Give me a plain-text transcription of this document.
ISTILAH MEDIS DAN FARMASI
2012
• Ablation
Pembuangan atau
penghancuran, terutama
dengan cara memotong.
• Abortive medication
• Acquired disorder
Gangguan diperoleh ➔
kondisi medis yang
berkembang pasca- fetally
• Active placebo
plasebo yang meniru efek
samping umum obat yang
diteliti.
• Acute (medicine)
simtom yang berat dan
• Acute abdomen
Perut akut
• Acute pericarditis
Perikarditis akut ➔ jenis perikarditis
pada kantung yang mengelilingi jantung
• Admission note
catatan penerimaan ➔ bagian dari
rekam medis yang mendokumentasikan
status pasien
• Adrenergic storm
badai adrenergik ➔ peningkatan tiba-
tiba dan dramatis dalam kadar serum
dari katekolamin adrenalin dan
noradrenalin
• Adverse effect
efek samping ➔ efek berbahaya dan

-*-

> [Aim] From the data above, copy out every line with the string "efek" in it.

> [Correct result]
plasebo yang meniru efek
efek samping ➔ efek berbahaya dan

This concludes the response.